OBJECTIVE —
Omit images. Retype all entries verbatim.

LISTING —

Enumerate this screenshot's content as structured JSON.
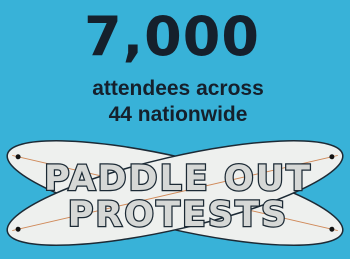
{
  "headline": {
    "number": "7,000",
    "lines": [
      "attendees across",
      "44 nationwide"
    ]
  },
  "title": {
    "lines": [
      "PADDLE OUT",
      "PROTESTS"
    ]
  }
}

EXERCISE ANSWER —
Enumerate this screenshot's content as structured JSON.
{
  "headline": {
    "number": "7,000",
    "lines": [
      "attendees across",
      "44 nationwide"
    ]
  },
  "title": {
    "lines": [
      "PADDLE OUT",
      "PROTESTS"
    ]
  }
}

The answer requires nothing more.